* TEXT
____
I Tried to Keep My Routine in 36°C Heat. The Bare Minimum Won.
How to design summer habits that survive real life
It is 36°C in Mérida and my Fantasy Self had plans.
She had a morning movement routine, a hydration system, a reading habit, a Spanish practice block, and the kind of sleep schedule that assumes the sun sets when you tell it to.
Beautiful woman. Super organised. Apparently unbothered by the fact that walking outside here at 2pm feels like being gently poached.
Then, life... Up late watching Netflix, a late long lunch that became a longer one, getting lost in beautiful Merida, and by 5pm the only habit still standing was the one where I lie under the aircon, sunburnt, and quietly question my life choices.
This is the part nobody tells you about summer.
Summer gets sold as the season of the reset. New light, new energy, the vague sense that this is finally the moment you become consistent.
____
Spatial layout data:
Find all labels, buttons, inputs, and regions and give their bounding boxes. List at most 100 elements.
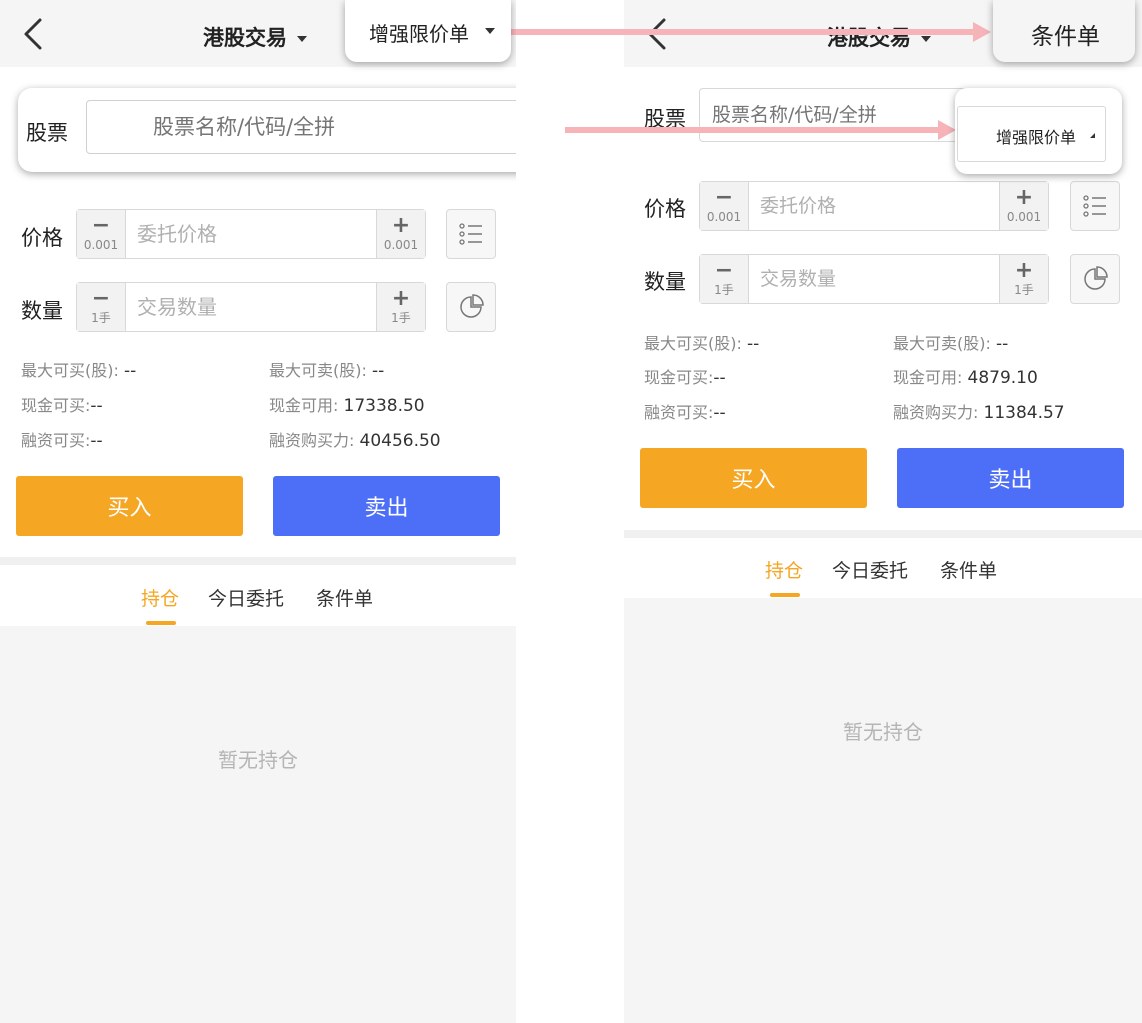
order-type-selector[interactable]: 增强限价单 [345, 0, 511, 62]
section-divider [0, 557, 516, 565]
margin-power-value: 40456.50 [359, 431, 441, 451]
plus-icon: + [391, 213, 411, 238]
stock-search-input[interactable] [86, 100, 516, 154]
tab-conditional-orders[interactable]: 条件单 [316, 584, 373, 611]
order-type-selector[interactable]: 条件单 [993, 0, 1135, 62]
tab-today-orders[interactable]: 今日委托 [208, 584, 284, 611]
price-decrease-button[interactable]: − 0.001 [77, 210, 126, 258]
plus-icon: + [1014, 258, 1034, 283]
max-sell-info: 最大可卖(股): -- [893, 330, 1008, 354]
stock-row: 股票 [18, 88, 516, 172]
margin-buy-label: 融资可买: [644, 403, 714, 422]
minus-icon: − [714, 258, 734, 283]
max-buy-value: -- [123, 361, 137, 381]
caret-icon [1090, 133, 1095, 138]
buy-button[interactable]: 买入 [640, 448, 867, 508]
max-sell-value: -- [995, 334, 1009, 354]
buy-button[interactable]: 买入 [16, 476, 243, 536]
cash-available-value: 17338.50 [343, 396, 425, 416]
quantity-decrease-button[interactable]: − 1手 [700, 255, 749, 303]
max-buy-info: 最大可买(股): -- [21, 357, 136, 381]
tab-today-orders[interactable]: 今日委托 [832, 556, 908, 583]
minus-icon: − [91, 213, 111, 238]
margin-power-info: 融资购买力: 40456.50 [269, 427, 441, 451]
stock-label: 股票 [26, 121, 68, 145]
positions-list: 暂无持仓 [624, 598, 1142, 1023]
cash-available-label: 现金可用: [269, 396, 339, 415]
cash-buy-label: 现金可买: [644, 368, 714, 387]
price-increase-button[interactable]: + 0.001 [999, 182, 1048, 230]
cash-available-info: 现金可用: 17338.50 [269, 392, 425, 416]
back-icon[interactable] [16, 14, 50, 54]
tab-positions[interactable]: 持仓 [765, 556, 803, 583]
page-title: 港股交易 [203, 26, 287, 50]
annotation-arrow [511, 29, 974, 35]
sell-button[interactable]: 卖出 [897, 448, 1124, 508]
sell-button[interactable]: 卖出 [273, 476, 500, 536]
list-button[interactable] [446, 209, 496, 259]
quantity-step-label: 1手 [391, 311, 411, 325]
cash-buy-info: 现金可买:-- [21, 392, 103, 416]
quantity-stepper: − 1手 + 1手 [699, 254, 1049, 304]
list-icon [1083, 195, 1106, 217]
cash-buy-info: 现金可买:-- [644, 364, 726, 388]
list-button[interactable] [1070, 181, 1120, 231]
right-screen: 港股交易 条件单 股票 增强限价单 价格 − 0.001 + 0.001 [624, 0, 1142, 1023]
margin-power-label: 融资购买力: [893, 403, 979, 422]
quantity-input[interactable] [137, 283, 365, 331]
order-select-callout: 增强限价单 [955, 88, 1122, 174]
margin-power-value: 11384.57 [983, 403, 1065, 423]
price-step-label: 0.001 [1006, 210, 1042, 224]
price-label: 价格 [644, 197, 686, 221]
tab-positions[interactable]: 持仓 [141, 584, 179, 611]
tab-conditional-orders[interactable]: 条件单 [940, 556, 997, 583]
plus-icon: + [391, 286, 411, 311]
positions-list: 暂无持仓 [0, 626, 516, 1023]
quantity-input[interactable] [760, 255, 988, 303]
quantity-decrease-button[interactable]: − 1手 [77, 283, 126, 331]
margin-buy-value: -- [90, 431, 103, 451]
active-tab-indicator [146, 621, 176, 625]
price-increase-button[interactable]: + 0.001 [376, 210, 425, 258]
quantity-label: 数量 [644, 270, 686, 294]
quantity-label: 数量 [21, 299, 63, 323]
quantity-increase-button[interactable]: + 1手 [999, 255, 1048, 303]
max-sell-value: -- [371, 361, 385, 381]
order-type-dropdown[interactable]: 增强限价单 [957, 106, 1106, 162]
quantity-increase-button[interactable]: + 1手 [376, 283, 425, 331]
plus-icon: + [1014, 185, 1034, 210]
cash-available-info: 现金可用: 4879.10 [893, 364, 1038, 388]
market-selector[interactable]: 港股交易 [203, 22, 307, 52]
market-selector[interactable]: 港股交易 [827, 22, 931, 52]
price-input[interactable] [760, 182, 988, 230]
order-type-dropdown-label: 增强限价单 [996, 128, 1077, 147]
list-icon [459, 223, 482, 245]
empty-state-text: 暂无持仓 [218, 748, 298, 772]
margin-power-label: 融资购买力: [269, 431, 355, 450]
price-stepper: − 0.001 + 0.001 [699, 181, 1049, 231]
margin-buy-info: 融资可买:-- [644, 399, 726, 423]
arrow-head-icon [973, 22, 991, 42]
left-screen: 港股交易 增强限价单 股票 价格 − 0.001 + 0.001 数量 [0, 0, 516, 1023]
annotation-arrow [565, 127, 940, 133]
pie-chart-icon [460, 294, 484, 318]
quantity-step-label: 1手 [1014, 283, 1034, 297]
chevron-down-icon [485, 28, 495, 34]
price-input[interactable] [137, 210, 365, 258]
position-ratio-button[interactable] [446, 282, 496, 332]
margin-buy-info: 融资可买:-- [21, 427, 103, 451]
chevron-down-icon [297, 36, 307, 42]
minus-icon: − [714, 185, 734, 210]
price-decrease-button[interactable]: − 0.001 [700, 182, 749, 230]
position-ratio-button[interactable] [1070, 254, 1120, 304]
cash-buy-value: -- [713, 368, 726, 388]
max-buy-value: -- [746, 334, 760, 354]
order-type-label: 条件单 [1031, 24, 1100, 50]
margin-buy-value: -- [713, 403, 726, 423]
active-tab-indicator [770, 593, 800, 597]
empty-state-text: 暂无持仓 [843, 720, 923, 744]
max-buy-label: 最大可买(股): [21, 361, 119, 380]
quantity-step-label: 1手 [91, 311, 111, 325]
price-step-label: 0.001 [706, 210, 742, 224]
max-sell-info: 最大可卖(股): -- [269, 357, 384, 381]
____
* REQUESTS
**a.** Render this sentence from the essay on summer habits in Spanish: "This is the part nobody tells you about summer."
**b.** Return each line of the listing that contains the string "quantity".
The essay on summer habits and the listing come from unrelated sources.

* OUTPUTS IN ORDER
**a.** Esta es la parte que nadie te cuenta sobre el verano.

**b.**
quantity-decrease-button[interactable]: − 1手 [700, 255, 749, 303]
quantity-step-label: 1手 [391, 311, 411, 325]
quantity-stepper: − 1手 + 1手 [699, 254, 1049, 304]
quantity-input[interactable] [137, 283, 365, 331]
quantity-input[interactable] [760, 255, 988, 303]
quantity-decrease-button[interactable]: − 1手 [77, 283, 126, 331]
quantity-label: 数量 [644, 270, 686, 294]
quantity-label: 数量 [21, 299, 63, 323]
quantity-increase-button[interactable]: + 1手 [999, 255, 1048, 303]
quantity-increase-button[interactable]: + 1手 [376, 283, 425, 331]
quantity-step-label: 1手 [1014, 283, 1034, 297]
quantity-step-label: 1手 [91, 311, 111, 325]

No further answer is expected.